* [Teks Sumber]:
Sehingga menurut Beliau, semangat Kuba dapat dipelajari dan dipetik.

Selanjutnya dalam sesi diskusi dilontarkan beberapa pertanyaan dari tiga peserta yaitu
Yoyok dari Kelompok Belajar Buruh, Divar dari FMN UI, dan Vincent.

Yoyok dari Kelompok Belajar Buruh melontarkan dua pertanyaan. Pertama, tentang
bagaimana pendidikan di Cuba dapat mengatasi rasisme dan seksisme mengingat fakta bahwa
negara-negara di Amerika Latin cenderung patriarkis dan pernah ada masa di mana Kuba
sangatlah rasis. Kedua, terkait sistem beasiswa dari Kuba dan bagaimana penerimanya dapat
bertahan di Kuba karena beasiswa yang diberikan hanya berjumlah Rp 60.000. Michael
menyatakan bahwa benar faktanya Kuba pernah terjebak dalam masa yang sangat rasis
sebelum revolusi. Akan tetapi, kemunculan prinsip 'semua untuk semua' setelah revolusi
membantu meminimalisir hal tersebut melalui langkah-langkah institusional. Langkah ini
diwujudkan dengan menghapus aturan-aturan yang bersifat diskriminatif serta apabila
berbicara tentang seksisme, porsi dan representasi perempuan di Parlemen ditingkatkan.

* [Data analisis tata letak dokumen]:
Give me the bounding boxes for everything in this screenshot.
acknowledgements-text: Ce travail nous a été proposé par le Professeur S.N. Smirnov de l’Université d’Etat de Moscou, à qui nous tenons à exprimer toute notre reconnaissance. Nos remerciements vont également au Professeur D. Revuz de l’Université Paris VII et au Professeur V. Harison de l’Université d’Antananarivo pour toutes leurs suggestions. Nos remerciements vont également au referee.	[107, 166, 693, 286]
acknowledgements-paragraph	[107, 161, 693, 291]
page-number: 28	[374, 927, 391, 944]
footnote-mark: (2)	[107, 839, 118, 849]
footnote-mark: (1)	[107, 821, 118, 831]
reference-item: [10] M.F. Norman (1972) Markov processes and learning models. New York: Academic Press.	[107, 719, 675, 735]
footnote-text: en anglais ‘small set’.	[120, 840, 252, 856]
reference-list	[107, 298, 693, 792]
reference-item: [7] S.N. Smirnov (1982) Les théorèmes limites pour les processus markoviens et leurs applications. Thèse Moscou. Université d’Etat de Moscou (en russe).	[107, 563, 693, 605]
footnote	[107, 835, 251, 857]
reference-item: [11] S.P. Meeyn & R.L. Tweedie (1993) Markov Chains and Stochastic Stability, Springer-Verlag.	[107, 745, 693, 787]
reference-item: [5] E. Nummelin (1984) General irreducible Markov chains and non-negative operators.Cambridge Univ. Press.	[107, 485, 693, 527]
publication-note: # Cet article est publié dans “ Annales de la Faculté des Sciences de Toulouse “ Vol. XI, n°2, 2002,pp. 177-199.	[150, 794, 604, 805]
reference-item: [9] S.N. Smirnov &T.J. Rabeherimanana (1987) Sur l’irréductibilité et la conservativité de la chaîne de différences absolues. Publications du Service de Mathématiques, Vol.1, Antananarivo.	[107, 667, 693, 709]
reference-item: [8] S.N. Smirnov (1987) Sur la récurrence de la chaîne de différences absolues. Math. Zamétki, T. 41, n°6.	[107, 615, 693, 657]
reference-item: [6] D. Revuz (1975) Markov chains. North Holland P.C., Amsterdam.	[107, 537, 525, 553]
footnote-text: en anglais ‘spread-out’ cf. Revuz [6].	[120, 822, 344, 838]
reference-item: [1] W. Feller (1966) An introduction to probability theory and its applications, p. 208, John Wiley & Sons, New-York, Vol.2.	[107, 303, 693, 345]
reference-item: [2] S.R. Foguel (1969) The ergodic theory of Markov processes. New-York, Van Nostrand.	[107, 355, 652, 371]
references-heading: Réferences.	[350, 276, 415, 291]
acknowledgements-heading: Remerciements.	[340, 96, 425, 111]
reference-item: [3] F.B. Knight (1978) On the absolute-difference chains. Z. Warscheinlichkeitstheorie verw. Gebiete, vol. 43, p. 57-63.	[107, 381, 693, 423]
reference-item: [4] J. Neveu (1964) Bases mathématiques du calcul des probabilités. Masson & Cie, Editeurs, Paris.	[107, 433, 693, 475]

* [Pertanyaan tentang Bacaan]:
**A)** Jawablah pertanyaan berikut berdasarkan teks tentang diskusi mengenai Kuba.
(i) Siapa saja tiga peserta yang mengajukan pertanyaan dalam sesi diskusi?
(ii) Berapa jumlah beasiswa dari Kuba yang disebut dalam pertanyaan Yoyok?
(iii) Prinsip apa yang muncul setelah revolusi menurut Michael?
**B)** Lanjutkan teks tentang diskusi mengenai Kuba mulai dari kalimat terakhirnya.

* [Jawaban per Tugas]:
**A)**
(i) Yoyok dari Kelompok Belajar Buruh, Divar dari FMN UI, dan Vincent.
(ii) Rp 60.000.
(iii) Prinsip 'semua untuk semua'.

**B)**
Hingga akhirnya setelah melalui proses yang panjang, kurang lebih 50 tahun kemudian kita
dapat melihat masyarakat Kuba yang terintegrasi. Sedangkan perihal sistem beasiswa,
Michael menyatakan bahwa Kuba telah berusaha memberikan apa yang dapat diberikan
seperti melalui fasilitas berupa penyediaan makanan, tempat tinggal, serta segala macam
kebutuhan pokok untuk penerima beasiswa.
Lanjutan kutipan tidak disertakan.